### Given entries
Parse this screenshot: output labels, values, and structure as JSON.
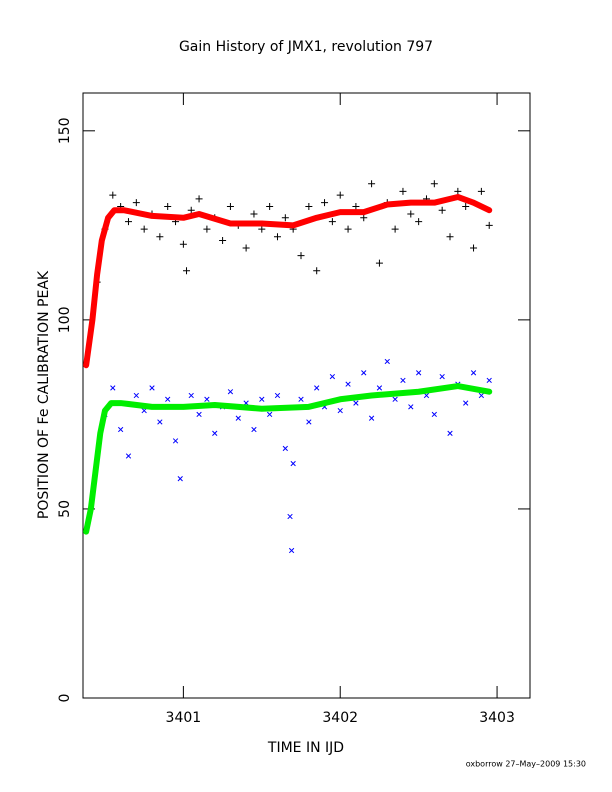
{
  "chart_data": {
    "type": "scatter",
    "title": "Gain History of JMX1, revolution 797",
    "xlabel": "TIME IN IJD",
    "ylabel": "POSITION OF Fe CALIBRATION PEAK",
    "footer": "oxborrow 27–May–2009 15:30",
    "xlim": [
      3400.36,
      3403.21
    ],
    "ylim": [
      0,
      160
    ],
    "xticks": [
      3401,
      3402,
      3403
    ],
    "yticks": [
      0,
      50,
      100,
      150
    ],
    "series": [
      {
        "color": "#000000",
        "marker": "plus",
        "x": [
          3400.45,
          3400.5,
          3400.55,
          3400.6,
          3400.65,
          3400.7,
          3400.75,
          3400.8,
          3400.85,
          3400.9,
          3400.95,
          3401.0,
          3401.02,
          3401.05,
          3401.1,
          3401.15,
          3401.2,
          3401.25,
          3401.3,
          3401.35,
          3401.4,
          3401.45,
          3401.5,
          3401.55,
          3401.6,
          3401.65,
          3401.7,
          3401.75,
          3401.8,
          3401.85,
          3401.9,
          3401.95,
          3402.0,
          3402.05,
          3402.1,
          3402.15,
          3402.2,
          3402.25,
          3402.3,
          3402.35,
          3402.4,
          3402.45,
          3402.5,
          3402.55,
          3402.6,
          3402.65,
          3402.7,
          3402.75,
          3402.8,
          3402.85,
          3402.9,
          3402.95
        ],
        "values": [
          110,
          124,
          133,
          130,
          126,
          131,
          124,
          128,
          122,
          130,
          126,
          120,
          113,
          129,
          132,
          124,
          127,
          121,
          130,
          125,
          119,
          128,
          124,
          130,
          122,
          127,
          124,
          117,
          130,
          113,
          131,
          126,
          133,
          124,
          130,
          127,
          136,
          115,
          131,
          124,
          134,
          128,
          126,
          132,
          136,
          129,
          122,
          134,
          130,
          119,
          134,
          125
        ]
      },
      {
        "color": "#ff0000",
        "marker": "line",
        "x": [
          3400.38,
          3400.42,
          3400.45,
          3400.48,
          3400.52,
          3400.56,
          3400.62,
          3400.8,
          3401.0,
          3401.1,
          3401.3,
          3401.5,
          3401.7,
          3401.85,
          3402.0,
          3402.15,
          3402.3,
          3402.45,
          3402.6,
          3402.75,
          3402.85,
          3402.95
        ],
        "values": [
          88,
          100,
          112,
          121,
          127,
          129,
          129,
          127.5,
          127,
          128,
          125.5,
          125.5,
          125,
          127,
          128.5,
          128.5,
          130.5,
          131,
          131,
          132.5,
          131,
          129
        ]
      },
      {
        "color": "#0000ff",
        "marker": "cross",
        "x": [
          3400.5,
          3400.55,
          3400.6,
          3400.65,
          3400.7,
          3400.75,
          3400.8,
          3400.85,
          3400.9,
          3400.95,
          3400.98,
          3401.05,
          3401.1,
          3401.15,
          3401.2,
          3401.25,
          3401.3,
          3401.35,
          3401.4,
          3401.45,
          3401.5,
          3401.55,
          3401.6,
          3401.65,
          3401.68,
          3401.69,
          3401.7,
          3401.75,
          3401.8,
          3401.85,
          3401.9,
          3401.95,
          3402.0,
          3402.05,
          3402.1,
          3402.15,
          3402.2,
          3402.25,
          3402.3,
          3402.35,
          3402.4,
          3402.45,
          3402.5,
          3402.55,
          3402.6,
          3402.65,
          3402.7,
          3402.75,
          3402.8,
          3402.85,
          3402.9,
          3402.95
        ],
        "values": [
          75,
          82,
          71,
          64,
          80,
          76,
          82,
          73,
          79,
          68,
          58,
          80,
          75,
          79,
          70,
          77,
          81,
          74,
          78,
          71,
          79,
          75,
          80,
          66,
          48,
          39,
          62,
          79,
          73,
          82,
          77,
          85,
          76,
          83,
          78,
          86,
          74,
          82,
          89,
          79,
          84,
          77,
          86,
          80,
          75,
          85,
          70,
          83,
          78,
          86,
          80,
          84
        ]
      },
      {
        "color": "#00ee00",
        "marker": "line",
        "x": [
          3400.38,
          3400.41,
          3400.44,
          3400.47,
          3400.5,
          3400.54,
          3400.6,
          3400.8,
          3401.0,
          3401.2,
          3401.5,
          3401.8,
          3402.0,
          3402.2,
          3402.5,
          3402.75,
          3402.95
        ],
        "values": [
          44,
          50,
          60,
          70,
          76,
          78,
          78,
          77,
          77,
          77.5,
          76.5,
          77,
          79,
          80,
          81,
          82.5,
          81
        ]
      }
    ]
  }
}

### Your goal
Search the data above for lines holding "marker" and copy each of them.

### Correct output
        "marker": "plus",
        "marker": "line",
        "marker": "cross",
        "marker": "line",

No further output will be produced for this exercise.